(Records that describe figures)
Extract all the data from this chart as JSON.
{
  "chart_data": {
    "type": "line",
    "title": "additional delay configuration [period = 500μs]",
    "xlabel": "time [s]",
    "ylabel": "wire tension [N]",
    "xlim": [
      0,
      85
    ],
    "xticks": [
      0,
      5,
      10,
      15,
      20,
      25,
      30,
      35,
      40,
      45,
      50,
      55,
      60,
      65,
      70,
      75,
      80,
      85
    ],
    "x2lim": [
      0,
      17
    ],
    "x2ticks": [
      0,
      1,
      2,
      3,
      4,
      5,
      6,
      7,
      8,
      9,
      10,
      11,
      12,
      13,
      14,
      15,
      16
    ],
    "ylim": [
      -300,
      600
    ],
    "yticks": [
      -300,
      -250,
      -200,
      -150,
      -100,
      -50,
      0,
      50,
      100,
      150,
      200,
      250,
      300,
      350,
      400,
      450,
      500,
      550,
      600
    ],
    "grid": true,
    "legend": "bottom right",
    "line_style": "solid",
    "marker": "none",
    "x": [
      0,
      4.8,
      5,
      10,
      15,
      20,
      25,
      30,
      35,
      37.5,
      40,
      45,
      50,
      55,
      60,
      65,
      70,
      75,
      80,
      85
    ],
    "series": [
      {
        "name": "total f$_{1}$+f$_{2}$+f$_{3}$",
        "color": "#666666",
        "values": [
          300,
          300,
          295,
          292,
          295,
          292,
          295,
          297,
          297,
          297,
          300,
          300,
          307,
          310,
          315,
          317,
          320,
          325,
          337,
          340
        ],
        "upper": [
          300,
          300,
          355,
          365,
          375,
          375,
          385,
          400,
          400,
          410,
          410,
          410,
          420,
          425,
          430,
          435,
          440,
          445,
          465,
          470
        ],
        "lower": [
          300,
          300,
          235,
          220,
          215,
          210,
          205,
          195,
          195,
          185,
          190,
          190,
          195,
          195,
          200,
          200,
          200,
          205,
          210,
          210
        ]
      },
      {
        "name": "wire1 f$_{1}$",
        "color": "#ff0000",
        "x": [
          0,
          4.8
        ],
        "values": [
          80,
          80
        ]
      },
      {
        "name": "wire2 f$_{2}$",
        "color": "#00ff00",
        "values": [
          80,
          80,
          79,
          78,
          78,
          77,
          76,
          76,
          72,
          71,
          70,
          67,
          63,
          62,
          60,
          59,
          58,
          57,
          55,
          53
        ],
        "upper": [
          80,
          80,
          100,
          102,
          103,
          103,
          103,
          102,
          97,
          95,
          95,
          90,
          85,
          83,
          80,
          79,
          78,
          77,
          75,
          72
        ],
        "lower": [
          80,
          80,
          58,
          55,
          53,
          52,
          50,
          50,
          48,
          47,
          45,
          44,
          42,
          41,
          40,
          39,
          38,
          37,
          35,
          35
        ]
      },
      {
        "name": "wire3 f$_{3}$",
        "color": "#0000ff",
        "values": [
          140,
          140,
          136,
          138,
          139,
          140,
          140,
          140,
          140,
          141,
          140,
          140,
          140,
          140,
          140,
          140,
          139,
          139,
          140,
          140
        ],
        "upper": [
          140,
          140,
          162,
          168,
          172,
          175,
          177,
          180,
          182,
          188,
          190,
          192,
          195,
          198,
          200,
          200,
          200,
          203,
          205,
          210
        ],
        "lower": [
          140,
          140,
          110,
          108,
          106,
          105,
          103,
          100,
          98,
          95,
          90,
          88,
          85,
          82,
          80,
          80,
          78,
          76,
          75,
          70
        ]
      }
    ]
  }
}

Problem statement → Output the entries verbatim.

Final result →
Extract all the data from this chart as JSON.
{
  "chart_data": {
    "type": "line",
    "title": "additional delay configuration [period = 500μs]",
    "xlabel": "time [s]",
    "ylabel": "wire tension [N]",
    "xlim": [
      0,
      85
    ],
    "xticks": [
      0,
      5,
      10,
      15,
      20,
      25,
      30,
      35,
      40,
      45,
      50,
      55,
      60,
      65,
      70,
      75,
      80,
      85
    ],
    "x2lim": [
      0,
      17
    ],
    "x2ticks": [
      0,
      1,
      2,
      3,
      4,
      5,
      6,
      7,
      8,
      9,
      10,
      11,
      12,
      13,
      14,
      15,
      16
    ],
    "ylim": [
      -300,
      600
    ],
    "yticks": [
      -300,
      -250,
      -200,
      -150,
      -100,
      -50,
      0,
      50,
      100,
      150,
      200,
      250,
      300,
      350,
      400,
      450,
      500,
      550,
      600
    ],
    "grid": true,
    "legend": "bottom right",
    "line_style": "solid",
    "marker": "none",
    "x": [
      0,
      4.8,
      5,
      10,
      15,
      20,
      25,
      30,
      35,
      37.5,
      40,
      45,
      50,
      55,
      60,
      65,
      70,
      75,
      80,
      85
    ],
    "series": [
      {
        "name": "total f$_{1}$+f$_{2}$+f$_{3}$",
        "color": "#666666",
        "values": [
          300,
          300,
          295,
          292,
          295,
          292,
          295,
          297,
          297,
          297,
          300,
          300,
          307,
          310,
          315,
          317,
          320,
          325,
          337,
          340
        ],
        "upper": [
          300,
          300,
          355,
          365,
          375,
          375,
          385,
          400,
          400,
          410,
          410,
          410,
          420,
          425,
          430,
          435,
          440,
          445,
          465,
          470
        ],
        "lower": [
          300,
          300,
          235,
          220,
          215,
          210,
          205,
          195,
          195,
          185,
          190,
          190,
          195,
          195,
          200,
          200,
          200,
          205,
          210,
          210
        ]
      },
      {
        "name": "wire1 f$_{1}$",
        "color": "#ff0000",
        "x": [
          0,
          4.8
        ],
        "values": [
          80,
          80
        ]
      },
      {
        "name": "wire2 f$_{2}$",
        "color": "#00ff00",
        "values": [
          80,
          80,
          79,
          78,
          78,
          77,
          76,
          76,
          72,
          71,
          70,
          67,
          63,
          62,
          60,
          59,
          58,
          57,
          55,
          53
        ],
        "upper": [
          80,
          80,
          100,
          102,
          103,
          103,
          103,
          102,
          97,
          95,
          95,
          90,
          85,
          83,
          80,
          79,
          78,
          77,
          75,
          72
        ],
        "lower": [
          80,
          80,
          58,
          55,
          53,
          52,
          50,
          50,
          48,
          47,
          45,
          44,
          42,
          41,
          40,
          39,
          38,
          37,
          35,
          35
        ]
      },
      {
        "name": "wire3 f$_{3}$",
        "color": "#0000ff",
        "values": [
          140,
          140,
          136,
          138,
          139,
          140,
          140,
          140,
          140,
          141,
          140,
          140,
          140,
          140,
          140,
          140,
          139,
          139,
          140,
          140
        ],
        "upper": [
          140,
          140,
          162,
          168,
          172,
          175,
          177,
          180,
          182,
          188,
          190,
          192,
          195,
          198,
          200,
          200,
          200,
          203,
          205,
          210
        ],
        "lower": [
          140,
          140,
          110,
          108,
          106,
          105,
          103,
          100,
          98,
          95,
          90,
          88,
          85,
          82,
          80,
          80,
          78,
          76,
          75,
          70
        ]
      }
    ]
  }
}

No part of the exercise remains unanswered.